Items from a data source:
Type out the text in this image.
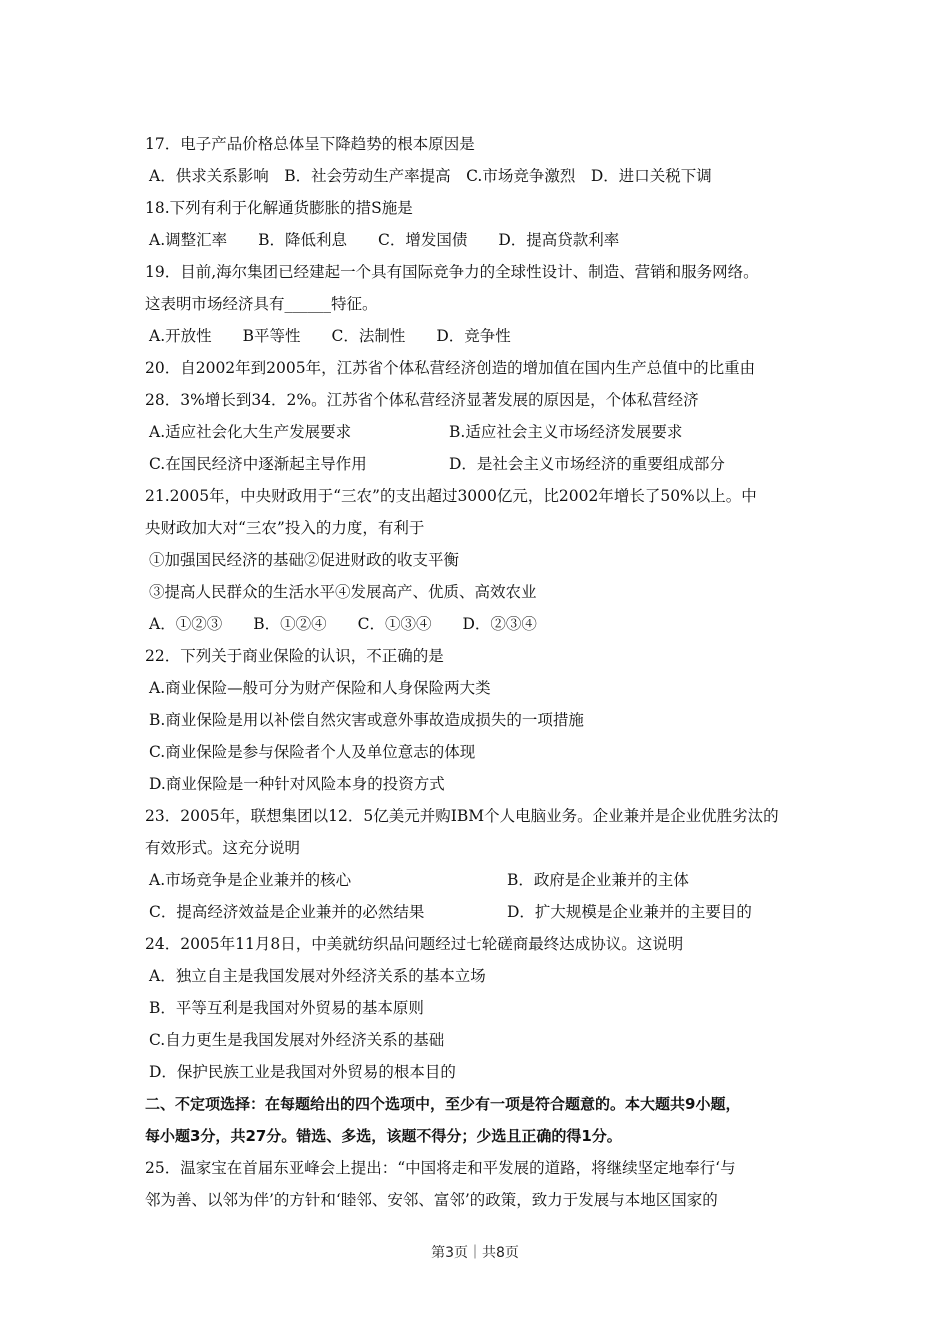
17．电子产品价格总体呈下降趋势的根本原因是
A．供求关系影响　B．社会劳动生产率提高　C.市场竞争激烈　D．进口关税下调
18.下列有利于化解通货膨胀的措S施是
A.调整汇率　　B．降低利息　　C．增发国债　　D．提高贷款利率
19．目前,海尔集团已经建起一个具有国际竞争力的全球性设计、制造、营销和服务网络。
这表明市场经济具有______特征。
A.开放性　　B平等性　　C．法制性　　D．竞争性
20．自2002年到2005年，江苏省个体私营经济创造的增加值在国内生产总值中的比重由
28．3%增长到34．2%。江苏省个体私营经济显著发展的原因是，个体私营经济
A.适应社会化大生产发展要求	B.适应社会主义市场经济发展要求
C.在国民经济中逐渐起主导作用	D．是社会主义市场经济的重要组成部分
21.2005年，中央财政用于“三农”的支出超过3000亿元，比2002年增长了50%以上。中
央财政加大对“三农”投入的力度，有利于
①加强国民经济的基础②促进财政的收支平衡
③提高人民群众的生活水平④发展高产、优质、高效农业
A．①②③　　B．①②④　　C．①③④　　D．②③④
22．下列关于商业保险的认识，不正确的是
A.商业保险—般可分为财产保险和人身保险两大类
B.商业保险是用以补偿自然灾害或意外事故造成损失的一项措施
C.商业保险是参与保险者个人及单位意志的体现
D.商业保险是一种针对风险本身的投资方式
23．2005年，联想集团以12．5亿美元并购IBM个人电脑业务。企业兼并是企业优胜劣汰的
有效形式。这充分说明
A.市场竞争是企业兼并的核心	B．政府是企业兼并的主体
C．提高经济效益是企业兼并的必然结果	D．扩大规模是企业兼并的主要目的
24．2005年11月8日，中美就纺织品问题经过七轮磋商最终达成协议。这说明
A．独立自主是我国发展对外经济关系的基本立场
B．平等互利是我国对外贸易的基本原则
C.自力更生是我国发展对外经济关系的基础
D．保护民族工业是我国对外贸易的根本目的
二、不定项选择：在每题给出的四个选项中，至少有一项是符合题意的。本大题共9小题，
每小题3分，共27分。错选、多选，该题不得分；少选且正确的得1分。
25．温家宝在首届东亚峰会上提出：“中国将走和平发展的道路，将继续坚定地奉行‘与
邻为善、以邻为伴’的方针和‘睦邻、安邻、富邻’的政策，致力于发展与本地区国家的
第3页｜共8页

■ **Set task**:
Reproduce the listing above exactly, excluding all pictures.

■ **Answer to the task**:
Type out the text in this image.
17．电子产品价格总体呈下降趋势的根本原因是
A．供求关系影响　B．社会劳动生产率提高　C.市场竞争激烈　D．进口关税下调
18.下列有利于化解通货膨胀的措S施是
A.调整汇率　　B．降低利息　　C．增发国债　　D．提高贷款利率
19．目前,海尔集团已经建起一个具有国际竞争力的全球性设计、制造、营销和服务网络。
这表明市场经济具有______特征。
A.开放性　　B平等性　　C．法制性　　D．竞争性
20．自2002年到2005年，江苏省个体私营经济创造的增加值在国内生产总值中的比重由
28．3%增长到34．2%。江苏省个体私营经济显著发展的原因是，个体私营经济
A.适应社会化大生产发展要求	B.适应社会主义市场经济发展要求
C.在国民经济中逐渐起主导作用	D．是社会主义市场经济的重要组成部分
21.2005年，中央财政用于“三农”的支出超过3000亿元，比2002年增长了50%以上。中
央财政加大对“三农”投入的力度，有利于
①加强国民经济的基础②促进财政的收支平衡
③提高人民群众的生活水平④发展高产、优质、高效农业
A．①②③　　B．①②④　　C．①③④　　D．②③④
22．下列关于商业保险的认识，不正确的是
A.商业保险—般可分为财产保险和人身保险两大类
B.商业保险是用以补偿自然灾害或意外事故造成损失的一项措施
C.商业保险是参与保险者个人及单位意志的体现
D.商业保险是一种针对风险本身的投资方式
23．2005年，联想集团以12．5亿美元并购IBM个人电脑业务。企业兼并是企业优胜劣汰的
有效形式。这充分说明
A.市场竞争是企业兼并的核心	B．政府是企业兼并的主体
C．提高经济效益是企业兼并的必然结果	D．扩大规模是企业兼并的主要目的
24．2005年11月8日，中美就纺织品问题经过七轮磋商最终达成协议。这说明
A．独立自主是我国发展对外经济关系的基本立场
B．平等互利是我国对外贸易的基本原则
C.自力更生是我国发展对外经济关系的基础
D．保护民族工业是我国对外贸易的根本目的
二、不定项选择：在每题给出的四个选项中，至少有一项是符合题意的。本大题共9小题，
每小题3分，共27分。错选、多选，该题不得分；少选且正确的得1分。
25．温家宝在首届东亚峰会上提出：“中国将走和平发展的道路，将继续坚定地奉行‘与
邻为善、以邻为伴’的方针和‘睦邻、安邻、富邻’的政策，致力于发展与本地区国家的
第3页｜共8页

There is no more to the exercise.